- Dataset excerpt
---*---
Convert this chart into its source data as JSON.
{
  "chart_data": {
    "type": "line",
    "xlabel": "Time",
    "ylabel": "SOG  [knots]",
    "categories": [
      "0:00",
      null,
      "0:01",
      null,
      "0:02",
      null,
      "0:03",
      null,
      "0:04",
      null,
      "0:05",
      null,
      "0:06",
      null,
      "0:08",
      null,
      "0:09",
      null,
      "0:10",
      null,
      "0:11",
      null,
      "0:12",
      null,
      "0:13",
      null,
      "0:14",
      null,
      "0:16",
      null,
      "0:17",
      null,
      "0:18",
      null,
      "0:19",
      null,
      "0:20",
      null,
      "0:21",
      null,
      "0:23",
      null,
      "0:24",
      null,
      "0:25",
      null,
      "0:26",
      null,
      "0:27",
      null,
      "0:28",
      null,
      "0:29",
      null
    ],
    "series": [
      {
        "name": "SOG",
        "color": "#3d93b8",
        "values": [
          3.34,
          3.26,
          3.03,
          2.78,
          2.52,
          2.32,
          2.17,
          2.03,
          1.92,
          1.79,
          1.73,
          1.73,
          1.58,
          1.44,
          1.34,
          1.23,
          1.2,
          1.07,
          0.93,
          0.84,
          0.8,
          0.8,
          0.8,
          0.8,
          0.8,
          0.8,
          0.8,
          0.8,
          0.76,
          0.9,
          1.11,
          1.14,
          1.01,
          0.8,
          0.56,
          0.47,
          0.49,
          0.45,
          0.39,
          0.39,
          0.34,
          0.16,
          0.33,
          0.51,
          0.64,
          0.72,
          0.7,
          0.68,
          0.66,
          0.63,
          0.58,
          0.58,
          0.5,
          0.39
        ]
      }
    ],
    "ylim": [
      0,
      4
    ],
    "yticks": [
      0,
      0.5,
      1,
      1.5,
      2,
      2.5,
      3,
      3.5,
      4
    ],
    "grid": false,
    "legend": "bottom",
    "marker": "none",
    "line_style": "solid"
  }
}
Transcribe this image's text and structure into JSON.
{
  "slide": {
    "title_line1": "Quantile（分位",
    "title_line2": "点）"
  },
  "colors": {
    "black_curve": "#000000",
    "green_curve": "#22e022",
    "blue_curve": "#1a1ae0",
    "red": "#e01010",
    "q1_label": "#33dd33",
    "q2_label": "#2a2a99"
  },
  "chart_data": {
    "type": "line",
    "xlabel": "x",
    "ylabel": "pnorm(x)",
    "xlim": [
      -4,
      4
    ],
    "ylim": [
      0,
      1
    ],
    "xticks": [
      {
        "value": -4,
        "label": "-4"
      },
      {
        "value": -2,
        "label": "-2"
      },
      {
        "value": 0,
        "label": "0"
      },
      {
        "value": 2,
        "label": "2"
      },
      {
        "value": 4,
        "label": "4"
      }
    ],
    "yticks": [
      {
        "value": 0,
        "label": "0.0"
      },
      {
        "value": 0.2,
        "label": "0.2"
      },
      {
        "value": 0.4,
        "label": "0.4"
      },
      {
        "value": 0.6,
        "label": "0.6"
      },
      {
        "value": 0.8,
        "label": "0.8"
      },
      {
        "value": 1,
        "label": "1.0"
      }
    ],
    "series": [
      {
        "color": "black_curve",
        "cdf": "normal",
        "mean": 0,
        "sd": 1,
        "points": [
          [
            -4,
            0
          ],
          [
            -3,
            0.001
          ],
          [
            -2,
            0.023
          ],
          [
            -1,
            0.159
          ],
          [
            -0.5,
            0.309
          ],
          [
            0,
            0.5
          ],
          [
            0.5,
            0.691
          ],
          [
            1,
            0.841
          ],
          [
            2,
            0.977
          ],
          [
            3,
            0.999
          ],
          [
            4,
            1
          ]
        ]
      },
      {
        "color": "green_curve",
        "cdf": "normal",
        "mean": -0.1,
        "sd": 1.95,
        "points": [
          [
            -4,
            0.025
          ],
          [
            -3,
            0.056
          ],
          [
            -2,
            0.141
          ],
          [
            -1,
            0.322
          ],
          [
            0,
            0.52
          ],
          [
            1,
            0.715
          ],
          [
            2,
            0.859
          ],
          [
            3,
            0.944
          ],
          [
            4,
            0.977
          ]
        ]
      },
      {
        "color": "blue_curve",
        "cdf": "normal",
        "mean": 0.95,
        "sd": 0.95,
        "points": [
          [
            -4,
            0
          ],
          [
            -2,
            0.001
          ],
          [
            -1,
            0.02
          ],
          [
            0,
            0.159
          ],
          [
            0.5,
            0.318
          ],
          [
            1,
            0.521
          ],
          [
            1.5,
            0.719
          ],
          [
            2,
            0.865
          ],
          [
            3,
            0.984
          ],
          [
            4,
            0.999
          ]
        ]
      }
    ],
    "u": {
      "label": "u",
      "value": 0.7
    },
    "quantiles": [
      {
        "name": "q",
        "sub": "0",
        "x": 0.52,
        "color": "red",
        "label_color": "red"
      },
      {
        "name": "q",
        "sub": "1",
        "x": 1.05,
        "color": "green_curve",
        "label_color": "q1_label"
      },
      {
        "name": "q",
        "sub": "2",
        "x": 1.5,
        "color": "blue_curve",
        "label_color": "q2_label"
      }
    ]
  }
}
---*---
- Stated task
Your task is to reproduce the whole listing exactly.

- Exercise output
Convert this chart into its source data as JSON.
{
  "chart_data": {
    "type": "line",
    "xlabel": "Time",
    "ylabel": "SOG  [knots]",
    "categories": [
      "0:00",
      null,
      "0:01",
      null,
      "0:02",
      null,
      "0:03",
      null,
      "0:04",
      null,
      "0:05",
      null,
      "0:06",
      null,
      "0:08",
      null,
      "0:09",
      null,
      "0:10",
      null,
      "0:11",
      null,
      "0:12",
      null,
      "0:13",
      null,
      "0:14",
      null,
      "0:16",
      null,
      "0:17",
      null,
      "0:18",
      null,
      "0:19",
      null,
      "0:20",
      null,
      "0:21",
      null,
      "0:23",
      null,
      "0:24",
      null,
      "0:25",
      null,
      "0:26",
      null,
      "0:27",
      null,
      "0:28",
      null,
      "0:29",
      null
    ],
    "series": [
      {
        "name": "SOG",
        "color": "#3d93b8",
        "values": [
          3.34,
          3.26,
          3.03,
          2.78,
          2.52,
          2.32,
          2.17,
          2.03,
          1.92,
          1.79,
          1.73,
          1.73,
          1.58,
          1.44,
          1.34,
          1.23,
          1.2,
          1.07,
          0.93,
          0.84,
          0.8,
          0.8,
          0.8,
          0.8,
          0.8,
          0.8,
          0.8,
          0.8,
          0.76,
          0.9,
          1.11,
          1.14,
          1.01,
          0.8,
          0.56,
          0.47,
          0.49,
          0.45,
          0.39,
          0.39,
          0.34,
          0.16,
          0.33,
          0.51,
          0.64,
          0.72,
          0.7,
          0.68,
          0.66,
          0.63,
          0.58,
          0.58,
          0.5,
          0.39
        ]
      }
    ],
    "ylim": [
      0,
      4
    ],
    "yticks": [
      0,
      0.5,
      1,
      1.5,
      2,
      2.5,
      3,
      3.5,
      4
    ],
    "grid": false,
    "legend": "bottom",
    "marker": "none",
    "line_style": "solid"
  }
}
Transcribe this image's text and structure into JSON.
{
  "slide": {
    "title_line1": "Quantile（分位",
    "title_line2": "点）"
  },
  "colors": {
    "black_curve": "#000000",
    "green_curve": "#22e022",
    "blue_curve": "#1a1ae0",
    "red": "#e01010",
    "q1_label": "#33dd33",
    "q2_label": "#2a2a99"
  },
  "chart_data": {
    "type": "line",
    "xlabel": "x",
    "ylabel": "pnorm(x)",
    "xlim": [
      -4,
      4
    ],
    "ylim": [
      0,
      1
    ],
    "xticks": [
      {
        "value": -4,
        "label": "-4"
      },
      {
        "value": -2,
        "label": "-2"
      },
      {
        "value": 0,
        "label": "0"
      },
      {
        "value": 2,
        "label": "2"
      },
      {
        "value": 4,
        "label": "4"
      }
    ],
    "yticks": [
      {
        "value": 0,
        "label": "0.0"
      },
      {
        "value": 0.2,
        "label": "0.2"
      },
      {
        "value": 0.4,
        "label": "0.4"
      },
      {
        "value": 0.6,
        "label": "0.6"
      },
      {
        "value": 0.8,
        "label": "0.8"
      },
      {
        "value": 1,
        "label": "1.0"
      }
    ],
    "series": [
      {
        "color": "black_curve",
        "cdf": "normal",
        "mean": 0,
        "sd": 1,
        "points": [
          [
            -4,
            0
          ],
          [
            -3,
            0.001
          ],
          [
            -2,
            0.023
          ],
          [
            -1,
            0.159
          ],
          [
            -0.5,
            0.309
          ],
          [
            0,
            0.5
          ],
          [
            0.5,
            0.691
          ],
          [
            1,
            0.841
          ],
          [
            2,
            0.977
          ],
          [
            3,
            0.999
          ],
          [
            4,
            1
          ]
        ]
      },
      {
        "color": "green_curve",
        "cdf": "normal",
        "mean": -0.1,
        "sd": 1.95,
        "points": [
          [
            -4,
            0.025
          ],
          [
            -3,
            0.056
          ],
          [
            -2,
            0.141
          ],
          [
            -1,
            0.322
          ],
          [
            0,
            0.52
          ],
          [
            1,
            0.715
          ],
          [
            2,
            0.859
          ],
          [
            3,
            0.944
          ],
          [
            4,
            0.977
          ]
        ]
      },
      {
        "color": "blue_curve",
        "cdf": "normal",
        "mean": 0.95,
        "sd": 0.95,
        "points": [
          [
            -4,
            0
          ],
          [
            -2,
            0.001
          ],
          [
            -1,
            0.02
          ],
          [
            0,
            0.159
          ],
          [
            0.5,
            0.318
          ],
          [
            1,
            0.521
          ],
          [
            1.5,
            0.719
          ],
          [
            2,
            0.865
          ],
          [
            3,
            0.984
          ],
          [
            4,
            0.999
          ]
        ]
      }
    ],
    "u": {
      "label": "u",
      "value": 0.7
    },
    "quantiles": [
      {
        "name": "q",
        "sub": "0",
        "x": 0.52,
        "color": "red",
        "label_color": "red"
      },
      {
        "name": "q",
        "sub": "1",
        "x": 1.05,
        "color": "green_curve",
        "label_color": "q1_label"
      },
      {
        "name": "q",
        "sub": "2",
        "x": 1.5,
        "color": "blue_curve",
        "label_color": "q2_label"
      }
    ]
  }
}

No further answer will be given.